Given request: In the entries below, count the lines holding "label". Reply with the number only.

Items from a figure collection
--------
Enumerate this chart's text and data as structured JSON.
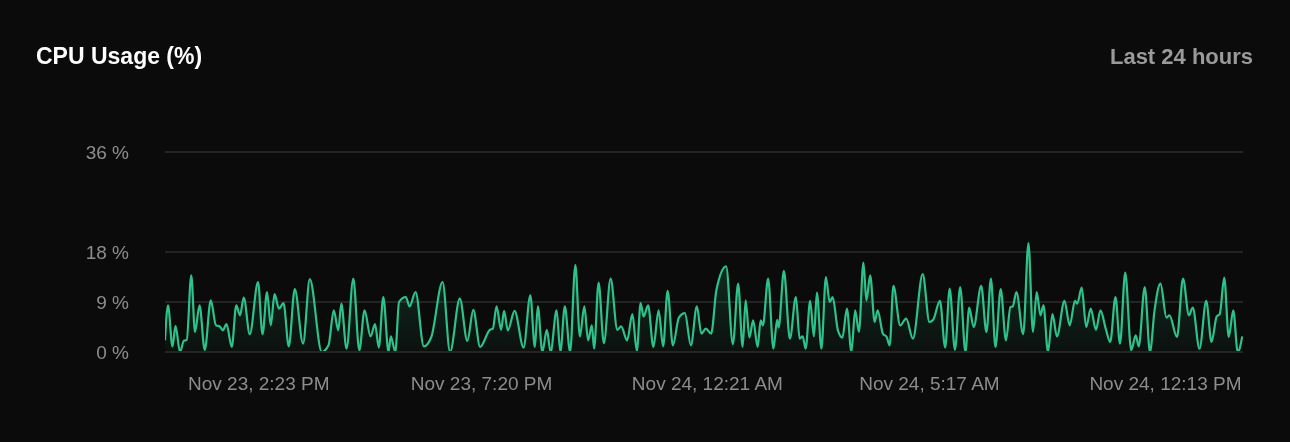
{
  "chart_data": {
    "type": "area",
    "title": "CPU Usage (%)",
    "subtitle": "Last 24 hours",
    "x": [
      "--11-23T12:18",
      "--11-23T12:22",
      "--11-23T12:28",
      "--11-23T12:32",
      "--11-23T12:38",
      "--11-23T12:43",
      "--11-23T12:47",
      "--11-23T12:53",
      "--11-23T12:58",
      "--11-23T13:04",
      "--11-23T13:11",
      "--11-23T13:19",
      "--11-23T13:26",
      "--11-23T13:31",
      "--11-23T13:35",
      "--11-23T13:40",
      "--11-23T13:47",
      "--11-23T13:53",
      "--11-23T13:58",
      "--11-23T14:03",
      "--11-23T14:11",
      "--11-23T14:22",
      "--11-23T14:28",
      "--11-23T14:34",
      "--11-23T14:39",
      "--11-23T14:44",
      "--11-23T14:50",
      "--11-23T14:56",
      "--11-23T15:03",
      "--11-23T15:11",
      "--11-23T15:22",
      "--11-23T15:31",
      "--11-23T15:47",
      "--11-23T15:56",
      "--11-23T16:03",
      "--11-23T16:09",
      "--11-23T16:13",
      "--11-23T16:20",
      "--11-23T16:29",
      "--11-23T16:37",
      "--11-23T16:44",
      "--11-23T16:52",
      "--11-23T16:58",
      "--11-23T17:03",
      "--11-23T17:09",
      "--11-23T17:16",
      "--11-23T17:19",
      "--11-23T17:25",
      "--11-23T17:30",
      "--11-23T17:39",
      "--11-23T17:44",
      "--11-23T17:52",
      "--11-23T18:03",
      "--11-23T18:13",
      "--11-23T18:28",
      "--11-23T18:38",
      "--11-23T18:51",
      "--11-23T19:01",
      "--11-23T19:09",
      "--11-23T19:18",
      "--11-23T19:31",
      "--11-23T19:35",
      "--11-23T19:40",
      "--11-23T19:46",
      "--11-23T19:50",
      "--11-23T19:55",
      "--11-23T20:04",
      "--11-23T20:16",
      "--11-23T20:25",
      "--11-23T20:31",
      "--11-23T20:35",
      "--11-23T20:41",
      "--11-23T20:47",
      "--11-23T20:52",
      "--11-23T21:00",
      "--11-23T21:05",
      "--11-23T21:11",
      "--11-23T21:18",
      "--11-23T21:25",
      "--11-23T21:31",
      "--11-23T21:37",
      "--11-23T21:42",
      "--11-23T21:47",
      "--11-23T21:50",
      "--11-23T21:56",
      "--11-23T22:03",
      "--11-23T22:12",
      "--11-23T22:21",
      "--11-23T22:26",
      "--11-23T22:34",
      "--11-23T22:41",
      "--11-23T22:47",
      "--11-23T22:52",
      "--11-23T22:56",
      "--11-23T23:02",
      "--11-23T23:09",
      "--11-23T23:16",
      "--11-23T23:22",
      "--11-23T23:28",
      "--11-23T23:35",
      "--11-23T23:43",
      "--11-23T23:51",
      "--11-23T23:59",
      "--11-24T00:07",
      "--11-24T00:13",
      "--11-24T00:19",
      "--11-24T00:26",
      "--11-24T00:33",
      "--11-24T00:46",
      "--11-24T00:55",
      "--11-24T01:02",
      "--11-24T01:08",
      "--11-24T01:12",
      "--11-24T01:17",
      "--11-24T01:22",
      "--11-24T01:28",
      "--11-24T01:32",
      "--11-24T01:35",
      "--11-24T01:42",
      "--11-24T01:49",
      "--11-24T01:54",
      "--11-24T01:56",
      "--11-24T02:03",
      "--11-24T02:11",
      "--11-24T02:19",
      "--11-24T02:24",
      "--11-24T02:28",
      "--11-24T02:32",
      "--11-24T02:38",
      "--11-24T02:43",
      "--11-24T02:47",
      "--11-24T02:53",
      "--11-24T02:59",
      "--11-24T03:04",
      "--11-24T03:08",
      "--11-24T03:15",
      "--11-24T03:21",
      "--11-24T03:27",
      "--11-24T03:33",
      "--11-24T03:38",
      "--11-24T03:43",
      "--11-24T03:49",
      "--11-24T03:53",
      "--11-24T03:58",
      "--11-24T04:04",
      "--11-24T04:08",
      "--11-24T04:15",
      "--11-24T04:20",
      "--11-24T04:24",
      "--11-24T04:29",
      "--11-24T04:38",
      "--11-24T04:46",
      "--11-24T04:55",
      "--11-24T05:08",
      "--11-24T05:17",
      "--11-24T05:22",
      "--11-24T05:31",
      "--11-24T05:38",
      "--11-24T05:44",
      "--11-24T05:51",
      "--11-24T05:58",
      "--11-24T06:05",
      "--11-24T06:10",
      "--11-24T06:16",
      "--11-24T06:26",
      "--11-24T06:33",
      "--11-24T06:39",
      "--11-24T06:45",
      "--11-24T06:52",
      "--11-24T06:59",
      "--11-24T07:05",
      "--11-24T07:08",
      "--11-24T07:13",
      "--11-24T07:22",
      "--11-24T07:29",
      "--11-24T07:35",
      "--11-24T07:40",
      "--11-24T07:45",
      "--11-24T07:49",
      "--11-24T07:55",
      "--11-24T08:01",
      "--11-24T08:07",
      "--11-24T08:17",
      "--11-24T08:24",
      "--11-24T08:31",
      "--11-24T08:34",
      "--11-24T08:40",
      "--11-24T08:46",
      "--11-24T08:52",
      "--11-24T08:59",
      "--11-24T09:05",
      "--11-24T09:12",
      "--11-24T09:18",
      "--11-24T09:25",
      "--11-24T09:31",
      "--11-24T09:38",
      "--11-24T09:46",
      "--11-24T09:52",
      "--11-24T09:56",
      "--11-24T10:04",
      "--11-24T10:11",
      "--11-24T10:17",
      "--11-24T10:25",
      "--11-24T10:33",
      "--11-24T10:37",
      "--11-24T10:47",
      "--11-24T10:55",
      "--11-24T11:03",
      "--11-24T11:08",
      "--11-24T11:17",
      "--11-24T11:26",
      "--11-24T11:33",
      "--11-24T11:40",
      "--11-24T11:44",
      "--11-24T11:50",
      "--11-24T11:56",
      "--11-24T12:02",
      "--11-24T12:08",
      "--11-24T12:14"
    ],
    "series": [
      {
        "color": "#2ec28b",
        "values": [
          2.1,
          8.4,
          1.0,
          4.7,
          0,
          2.0,
          2.2,
          13.8,
          3.6,
          8.4,
          0.4,
          9.3,
          4.8,
          4.6,
          3.9,
          5.0,
          0.9,
          8.4,
          6.6,
          9.8,
          3.2,
          12.6,
          3.2,
          10.8,
          4.8,
          10.4,
          7.8,
          8.8,
          1.0,
          11.3,
          1.5,
          13.1,
          0,
          1.2,
          7.5,
          3.9,
          8.7,
          0.6,
          13.2,
          0.3,
          7.5,
          2.8,
          5.0,
          0.8,
          9.9,
          0,
          2.8,
          0,
          9.0,
          9.9,
          8.2,
          10.8,
          1.0,
          2.7,
          12.6,
          0,
          9.6,
          2.0,
          7.6,
          0.9,
          4.0,
          4.2,
          8.2,
          4.0,
          7.4,
          3.9,
          7.4,
          0.8,
          10.2,
          0.9,
          8.2,
          0,
          4.0,
          0,
          7.5,
          0,
          8.2,
          0,
          15.7,
          2.8,
          8.2,
          2.1,
          4.8,
          0.6,
          12.5,
          1.6,
          13.2,
          4.0,
          4.6,
          2.1,
          6.8,
          0.2,
          8.8,
          6.4,
          8.4,
          0.9,
          7.5,
          1.0,
          11.0,
          1.2,
          6.2,
          7.0,
          1.2,
          8.2,
          3.3,
          4.2,
          3.3,
          11.1,
          15.4,
          1.4,
          12.3,
          0.9,
          9.3,
          2.6,
          5.7,
          0.9,
          5.7,
          4.8,
          13.2,
          0.6,
          5.8,
          4.4,
          14.6,
          2.4,
          9.9,
          2.4,
          2.8,
          0.6,
          9.2,
          2.8,
          10.7,
          0.6,
          13.5,
          9.0,
          9.9,
          3.9,
          2.6,
          7.8,
          0,
          7.5,
          3.6,
          16.1,
          9.3,
          13.8,
          5.4,
          7.5,
          3.3,
          2.7,
          1.2,
          11.9,
          4.8,
          6.0,
          2.4,
          14.0,
          5.4,
          5.8,
          9.2,
          0.8,
          11.4,
          0.4,
          11.7,
          0,
          8.0,
          4.5,
          11.9,
          3.6,
          13.2,
          0.9,
          11.3,
          2.1,
          8.1,
          8.2,
          10.8,
          3.2,
          19.6,
          3.6,
          10.8,
          6.6,
          8.4,
          0,
          6.8,
          2.8,
          9.2,
          4.8,
          9.2,
          8.7,
          11.6,
          4.5,
          7.8,
          4.0,
          7.5,
          4.2,
          1.8,
          9.9,
          1.5,
          14.3,
          0.3,
          3.0,
          1.0,
          11.7,
          0,
          7.4,
          12.3,
          6.2,
          6.6,
          2.7,
          13.2,
          6.6,
          8.0,
          0.6,
          9.2,
          1.8,
          6.4,
          6.8,
          13.4,
          2.7,
          7.5,
          0,
          2.8
        ]
      }
    ],
    "xlim": [
      "--11-23T12:18",
      "--11-24T12:15"
    ],
    "xticks": [
      {
        "value": "--11-23T14:23",
        "label": "Nov 23, 2:23 PM"
      },
      {
        "value": "--11-23T19:20",
        "label": "Nov 23, 7:20 PM"
      },
      {
        "value": "--11-24T00:21",
        "label": "Nov 24, 12:21 AM"
      },
      {
        "value": "--11-24T05:17",
        "label": "Nov 24, 5:17 AM"
      },
      {
        "value": "--11-24T12:13",
        "label": "Nov 24, 12:13 PM"
      }
    ],
    "ylim": [
      0,
      36
    ],
    "yticks": [
      {
        "value": 0,
        "label": "0 %"
      },
      {
        "value": 9,
        "label": "9 %"
      },
      {
        "value": 18,
        "label": "18 %"
      },
      {
        "value": 36,
        "label": "36 %"
      }
    ],
    "grid": "y",
    "legend": false,
    "marker": "none",
    "line_style": "solid"
  }
}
--------
In response: 9